[Data tied to figure images]
◇ ◇ ◇

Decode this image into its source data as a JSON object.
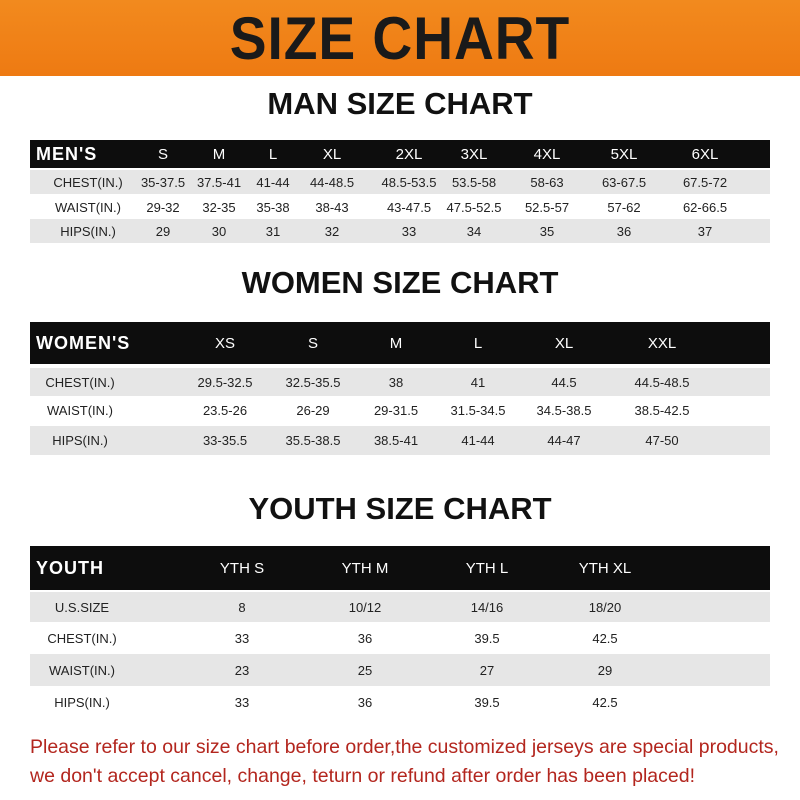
{
  "title": "SIZE CHART",
  "men": {
    "title": "MAN SIZE CHART",
    "header": [
      "MEN'S",
      "S",
      "M",
      "L",
      "XL",
      "2XL",
      "3XL",
      "4XL",
      "5XL",
      "6XL"
    ],
    "rows": [
      [
        "CHEST(IN.)",
        "35-37.5",
        "37.5-41",
        "41-44",
        "44-48.5",
        "48.5-53.5",
        "53.5-58",
        "58-63",
        "63-67.5",
        "67.5-72"
      ],
      [
        "WAIST(IN.)",
        "29-32",
        "32-35",
        "35-38",
        "38-43",
        "43-47.5",
        "47.5-52.5",
        "52.5-57",
        "57-62",
        "62-66.5"
      ],
      [
        "HIPS(IN.)",
        "29",
        "30",
        "31",
        "32",
        "33",
        "34",
        "35",
        "36",
        "37"
      ]
    ]
  },
  "women": {
    "title": "WOMEN SIZE CHART",
    "header": [
      "WOMEN'S",
      "XS",
      "S",
      "M",
      "L",
      "XL",
      "XXL"
    ],
    "rows": [
      [
        "CHEST(IN.)",
        "29.5-32.5",
        "32.5-35.5",
        "38",
        "41",
        "44.5",
        "44.5-48.5"
      ],
      [
        "WAIST(IN.)",
        "23.5-26",
        "26-29",
        "29-31.5",
        "31.5-34.5",
        "34.5-38.5",
        "38.5-42.5"
      ],
      [
        "HIPS(IN.)",
        "33-35.5",
        "35.5-38.5",
        "38.5-41",
        "41-44",
        "44-47",
        "47-50"
      ]
    ]
  },
  "youth": {
    "title": "YOUTH SIZE CHART",
    "header": [
      "YOUTH",
      "YTH S",
      "YTH M",
      "YTH L",
      "YTH XL"
    ],
    "rows": [
      [
        "U.S.SIZE",
        "8",
        "10/12",
        "14/16",
        "18/20"
      ],
      [
        "CHEST(IN.)",
        "33",
        "36",
        "39.5",
        "42.5"
      ],
      [
        "WAIST(IN.)",
        "23",
        "25",
        "27",
        "29"
      ],
      [
        "HIPS(IN.)",
        "33",
        "36",
        "39.5",
        "42.5"
      ]
    ]
  },
  "footer": {
    "line1": "Please refer to our size chart before order,the customized jerseys are special products,",
    "line2": "we don't accept cancel, change, teturn or refund after order has been placed!"
  },
  "colors": {
    "banner": "#f28a1e",
    "header_row": "#0d0d0d",
    "stripe": "#e6e6e6",
    "notice": "#b3261e"
  }
}
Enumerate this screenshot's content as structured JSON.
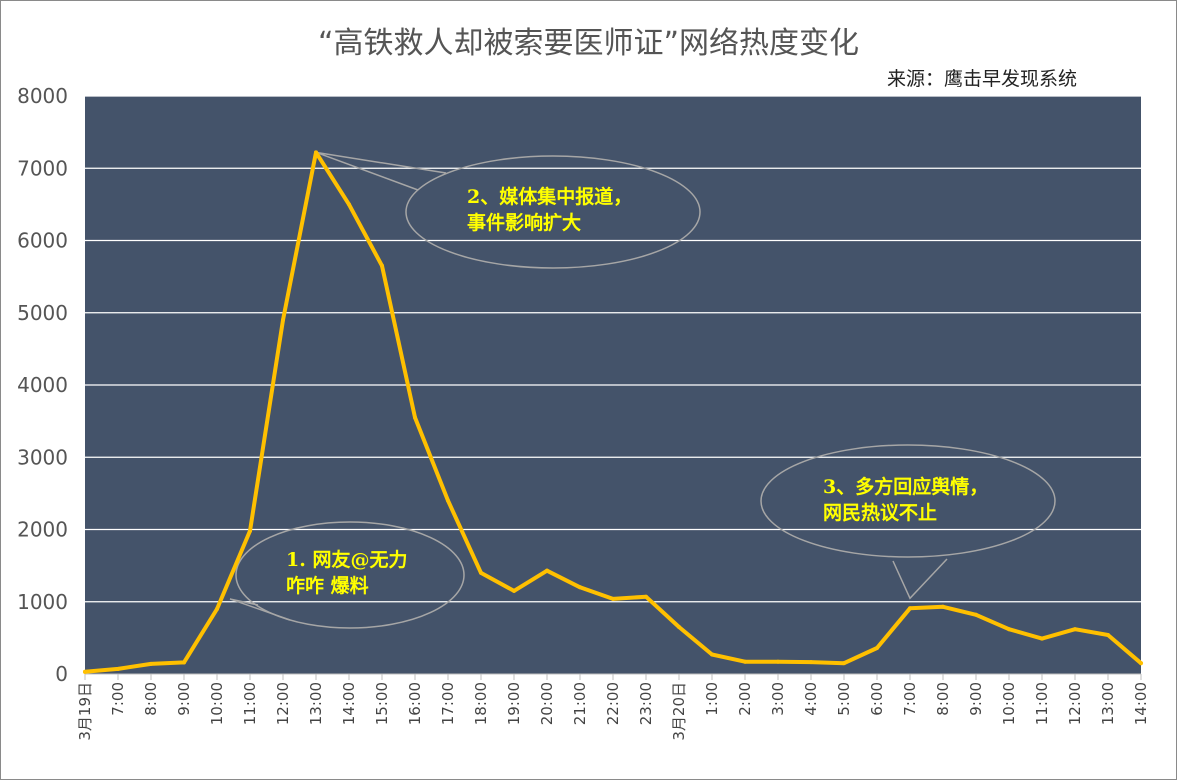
{
  "chart_data": {
    "type": "line",
    "title": "“高铁救人却被索要医师证”网络热度变化",
    "source": "来源：鹰击早发现系统",
    "ylim": [
      0,
      8000
    ],
    "yticks": [
      0,
      1000,
      2000,
      3000,
      4000,
      5000,
      6000,
      7000,
      8000
    ],
    "grid": true,
    "colors": {
      "plot_bg": "#44536a",
      "line": "#ffc000",
      "grid": "#ffffff",
      "annotation_text": "#ffff00",
      "callout": "#a6a6a6"
    },
    "categories": [
      "3月19日",
      "7:00",
      "8:00",
      "9:00",
      "10:00",
      "11:00",
      "12:00",
      "13:00",
      "14:00",
      "15:00",
      "16:00",
      "17:00",
      "18:00",
      "19:00",
      "20:00",
      "21:00",
      "22:00",
      "23:00",
      "3月20日",
      "1:00",
      "2:00",
      "3:00",
      "4:00",
      "5:00",
      "6:00",
      "7:00",
      "8:00",
      "9:00",
      "10:00",
      "11:00",
      "12:00",
      "13:00",
      "14:00"
    ],
    "series": [
      {
        "values": [
          30,
          70,
          140,
          160,
          900,
          1980,
          4900,
          7220,
          6500,
          5650,
          3550,
          2400,
          1400,
          1150,
          1430,
          1200,
          1040,
          1070,
          650,
          270,
          170,
          170,
          165,
          150,
          360,
          910,
          930,
          820,
          620,
          490,
          620,
          540,
          150
        ]
      }
    ],
    "annotations": [
      {
        "lines": [
          "1. 网友@无力",
          "咋咋  爆料"
        ],
        "target_index": 4
      },
      {
        "lines": [
          "2、媒体集中报道，",
          "事件影响扩大"
        ],
        "target_index": 7
      },
      {
        "lines": [
          "3、多方回应舆情，",
          "网民热议不止"
        ],
        "target_index": 25
      }
    ]
  }
}
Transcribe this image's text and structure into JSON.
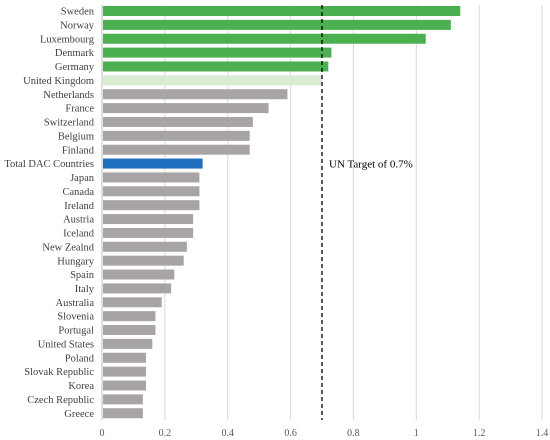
{
  "chart_data": {
    "type": "bar",
    "orientation": "horizontal",
    "title": "",
    "xlabel": "",
    "ylabel": "",
    "xlim": [
      0,
      1.4
    ],
    "x_ticks": [
      0,
      0.2,
      0.4,
      0.6,
      0.8,
      1,
      1.2,
      1.4
    ],
    "grid": "vertical",
    "categories": [
      "Sweden",
      "Norway",
      "Luxembourg",
      "Denmark",
      "Germany",
      "United Kingdom",
      "Netherlands",
      "France",
      "Switzerland",
      "Belgium",
      "Finland",
      "Total DAC Countries",
      "Japan",
      "Canada",
      "Ireland",
      "Austria",
      "Iceland",
      "New Zealnd",
      "Hungary",
      "Spain",
      "Italy",
      "Australia",
      "Slovenia",
      "Portugal",
      "United States",
      "Poland",
      "Slovak Republic",
      "Korea",
      "Czech Republic",
      "Greece"
    ],
    "values": [
      1.14,
      1.11,
      1.03,
      0.73,
      0.72,
      0.7,
      0.59,
      0.53,
      0.48,
      0.47,
      0.47,
      0.32,
      0.31,
      0.31,
      0.31,
      0.29,
      0.29,
      0.27,
      0.26,
      0.23,
      0.22,
      0.19,
      0.17,
      0.17,
      0.16,
      0.14,
      0.14,
      0.14,
      0.13,
      0.13
    ],
    "bar_colors": [
      "#4caf50",
      "#4caf50",
      "#4caf50",
      "#4caf50",
      "#4caf50",
      "#d7ecd2",
      "#a9a4a4",
      "#a9a4a4",
      "#a9a4a4",
      "#a9a4a4",
      "#a9a4a4",
      "#1f6fbf",
      "#a9a4a4",
      "#a9a4a4",
      "#a9a4a4",
      "#a9a4a4",
      "#a9a4a4",
      "#a9a4a4",
      "#a9a4a4",
      "#a9a4a4",
      "#a9a4a4",
      "#a9a4a4",
      "#a9a4a4",
      "#a9a4a4",
      "#a9a4a4",
      "#a9a4a4",
      "#a9a4a4",
      "#a9a4a4",
      "#a9a4a4",
      "#a9a4a4"
    ],
    "reference_line": {
      "value": 0.7,
      "style": "dashed",
      "label": "UN Target of 0.7%"
    }
  }
}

◇ ◇ ◇

◆ Your instructions ◆
Count the lines in the records above that hold the word "source", and give only that number.

◆ Written response ◆
2